++++ RECORDS SHOWN ++++
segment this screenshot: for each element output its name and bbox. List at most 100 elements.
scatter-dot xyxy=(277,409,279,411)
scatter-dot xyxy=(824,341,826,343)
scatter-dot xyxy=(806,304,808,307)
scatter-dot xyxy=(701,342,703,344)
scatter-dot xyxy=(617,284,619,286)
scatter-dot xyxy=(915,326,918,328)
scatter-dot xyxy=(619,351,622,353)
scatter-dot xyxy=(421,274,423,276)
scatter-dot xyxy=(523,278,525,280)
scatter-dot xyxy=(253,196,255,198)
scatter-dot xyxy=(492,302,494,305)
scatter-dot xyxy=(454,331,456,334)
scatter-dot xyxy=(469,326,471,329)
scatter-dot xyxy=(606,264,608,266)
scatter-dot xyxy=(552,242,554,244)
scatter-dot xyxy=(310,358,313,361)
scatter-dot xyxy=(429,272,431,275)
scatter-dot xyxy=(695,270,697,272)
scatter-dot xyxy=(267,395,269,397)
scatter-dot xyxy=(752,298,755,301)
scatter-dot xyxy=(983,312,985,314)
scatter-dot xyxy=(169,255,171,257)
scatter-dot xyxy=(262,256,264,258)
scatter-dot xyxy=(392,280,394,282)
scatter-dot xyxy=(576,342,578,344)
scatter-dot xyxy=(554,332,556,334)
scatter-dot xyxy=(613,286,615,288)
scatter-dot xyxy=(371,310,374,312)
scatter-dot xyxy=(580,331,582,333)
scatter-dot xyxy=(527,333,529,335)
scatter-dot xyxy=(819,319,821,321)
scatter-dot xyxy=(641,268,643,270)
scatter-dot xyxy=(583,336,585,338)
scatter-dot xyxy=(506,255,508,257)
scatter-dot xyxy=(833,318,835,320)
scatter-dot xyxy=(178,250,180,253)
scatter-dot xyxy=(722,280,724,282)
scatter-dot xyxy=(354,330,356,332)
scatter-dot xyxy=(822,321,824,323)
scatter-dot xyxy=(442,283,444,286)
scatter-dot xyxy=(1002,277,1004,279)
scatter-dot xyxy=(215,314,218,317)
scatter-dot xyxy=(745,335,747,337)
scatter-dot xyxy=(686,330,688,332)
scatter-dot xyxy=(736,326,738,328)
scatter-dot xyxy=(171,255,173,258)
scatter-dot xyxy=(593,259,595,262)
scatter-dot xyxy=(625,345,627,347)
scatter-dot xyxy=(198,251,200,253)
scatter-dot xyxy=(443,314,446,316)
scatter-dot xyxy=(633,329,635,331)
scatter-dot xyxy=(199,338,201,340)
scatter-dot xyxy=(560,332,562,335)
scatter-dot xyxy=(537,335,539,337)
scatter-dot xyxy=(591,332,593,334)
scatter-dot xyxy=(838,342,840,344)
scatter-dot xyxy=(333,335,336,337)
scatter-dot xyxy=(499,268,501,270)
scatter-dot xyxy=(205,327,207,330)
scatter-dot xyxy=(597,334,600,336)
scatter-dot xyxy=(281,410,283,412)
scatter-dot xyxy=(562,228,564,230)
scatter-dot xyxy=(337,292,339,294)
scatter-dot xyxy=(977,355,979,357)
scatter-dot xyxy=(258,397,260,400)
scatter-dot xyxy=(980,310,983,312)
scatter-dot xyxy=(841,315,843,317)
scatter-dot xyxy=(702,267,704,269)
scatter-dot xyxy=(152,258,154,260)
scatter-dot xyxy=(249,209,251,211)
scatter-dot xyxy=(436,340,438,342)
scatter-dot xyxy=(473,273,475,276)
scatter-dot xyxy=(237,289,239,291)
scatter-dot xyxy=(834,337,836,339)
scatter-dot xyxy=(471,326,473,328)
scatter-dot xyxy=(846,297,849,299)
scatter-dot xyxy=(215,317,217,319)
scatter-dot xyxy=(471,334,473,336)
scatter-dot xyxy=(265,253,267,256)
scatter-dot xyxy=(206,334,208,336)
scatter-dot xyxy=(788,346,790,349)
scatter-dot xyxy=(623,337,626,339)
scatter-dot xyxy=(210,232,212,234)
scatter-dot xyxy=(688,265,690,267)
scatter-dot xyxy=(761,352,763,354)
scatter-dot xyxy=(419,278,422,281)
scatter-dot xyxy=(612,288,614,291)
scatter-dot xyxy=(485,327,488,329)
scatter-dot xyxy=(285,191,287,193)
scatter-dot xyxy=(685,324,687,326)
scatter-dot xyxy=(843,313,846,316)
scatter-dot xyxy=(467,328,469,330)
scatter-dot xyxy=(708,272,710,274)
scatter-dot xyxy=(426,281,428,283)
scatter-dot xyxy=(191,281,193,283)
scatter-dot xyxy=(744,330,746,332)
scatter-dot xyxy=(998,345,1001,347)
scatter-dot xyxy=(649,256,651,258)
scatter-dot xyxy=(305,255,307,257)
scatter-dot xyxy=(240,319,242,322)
++++
## AIM OF THE TASK
Copy every row above word for word, without changing anything.

## THE COMPLETED TASK
segment this screenshot: for each element output its name and bbox. List at most 100 elements.
scatter-dot xyxy=(277,409,279,411)
scatter-dot xyxy=(824,341,826,343)
scatter-dot xyxy=(806,304,808,307)
scatter-dot xyxy=(701,342,703,344)
scatter-dot xyxy=(617,284,619,286)
scatter-dot xyxy=(915,326,918,328)
scatter-dot xyxy=(619,351,622,353)
scatter-dot xyxy=(421,274,423,276)
scatter-dot xyxy=(523,278,525,280)
scatter-dot xyxy=(253,196,255,198)
scatter-dot xyxy=(492,302,494,305)
scatter-dot xyxy=(454,331,456,334)
scatter-dot xyxy=(469,326,471,329)
scatter-dot xyxy=(606,264,608,266)
scatter-dot xyxy=(552,242,554,244)
scatter-dot xyxy=(310,358,313,361)
scatter-dot xyxy=(429,272,431,275)
scatter-dot xyxy=(695,270,697,272)
scatter-dot xyxy=(267,395,269,397)
scatter-dot xyxy=(752,298,755,301)
scatter-dot xyxy=(983,312,985,314)
scatter-dot xyxy=(169,255,171,257)
scatter-dot xyxy=(262,256,264,258)
scatter-dot xyxy=(392,280,394,282)
scatter-dot xyxy=(576,342,578,344)
scatter-dot xyxy=(554,332,556,334)
scatter-dot xyxy=(613,286,615,288)
scatter-dot xyxy=(371,310,374,312)
scatter-dot xyxy=(580,331,582,333)
scatter-dot xyxy=(527,333,529,335)
scatter-dot xyxy=(819,319,821,321)
scatter-dot xyxy=(641,268,643,270)
scatter-dot xyxy=(583,336,585,338)
scatter-dot xyxy=(506,255,508,257)
scatter-dot xyxy=(833,318,835,320)
scatter-dot xyxy=(178,250,180,253)
scatter-dot xyxy=(722,280,724,282)
scatter-dot xyxy=(354,330,356,332)
scatter-dot xyxy=(822,321,824,323)
scatter-dot xyxy=(442,283,444,286)
scatter-dot xyxy=(1002,277,1004,279)
scatter-dot xyxy=(215,314,218,317)
scatter-dot xyxy=(745,335,747,337)
scatter-dot xyxy=(686,330,688,332)
scatter-dot xyxy=(736,326,738,328)
scatter-dot xyxy=(171,255,173,258)
scatter-dot xyxy=(593,259,595,262)
scatter-dot xyxy=(625,345,627,347)
scatter-dot xyxy=(198,251,200,253)
scatter-dot xyxy=(443,314,446,316)
scatter-dot xyxy=(633,329,635,331)
scatter-dot xyxy=(199,338,201,340)
scatter-dot xyxy=(560,332,562,335)
scatter-dot xyxy=(537,335,539,337)
scatter-dot xyxy=(591,332,593,334)
scatter-dot xyxy=(838,342,840,344)
scatter-dot xyxy=(333,335,336,337)
scatter-dot xyxy=(499,268,501,270)
scatter-dot xyxy=(205,327,207,330)
scatter-dot xyxy=(597,334,600,336)
scatter-dot xyxy=(281,410,283,412)
scatter-dot xyxy=(562,228,564,230)
scatter-dot xyxy=(337,292,339,294)
scatter-dot xyxy=(977,355,979,357)
scatter-dot xyxy=(258,397,260,400)
scatter-dot xyxy=(980,310,983,312)
scatter-dot xyxy=(841,315,843,317)
scatter-dot xyxy=(702,267,704,269)
scatter-dot xyxy=(152,258,154,260)
scatter-dot xyxy=(249,209,251,211)
scatter-dot xyxy=(436,340,438,342)
scatter-dot xyxy=(473,273,475,276)
scatter-dot xyxy=(237,289,239,291)
scatter-dot xyxy=(834,337,836,339)
scatter-dot xyxy=(471,326,473,328)
scatter-dot xyxy=(846,297,849,299)
scatter-dot xyxy=(215,317,217,319)
scatter-dot xyxy=(471,334,473,336)
scatter-dot xyxy=(265,253,267,256)
scatter-dot xyxy=(206,334,208,336)
scatter-dot xyxy=(788,346,790,349)
scatter-dot xyxy=(623,337,626,339)
scatter-dot xyxy=(210,232,212,234)
scatter-dot xyxy=(688,265,690,267)
scatter-dot xyxy=(761,352,763,354)
scatter-dot xyxy=(419,278,422,281)
scatter-dot xyxy=(612,288,614,291)
scatter-dot xyxy=(485,327,488,329)
scatter-dot xyxy=(285,191,287,193)
scatter-dot xyxy=(685,324,687,326)
scatter-dot xyxy=(843,313,846,316)
scatter-dot xyxy=(467,328,469,330)
scatter-dot xyxy=(708,272,710,274)
scatter-dot xyxy=(426,281,428,283)
scatter-dot xyxy=(191,281,193,283)
scatter-dot xyxy=(744,330,746,332)
scatter-dot xyxy=(998,345,1001,347)
scatter-dot xyxy=(649,256,651,258)
scatter-dot xyxy=(305,255,307,257)
scatter-dot xyxy=(240,319,242,322)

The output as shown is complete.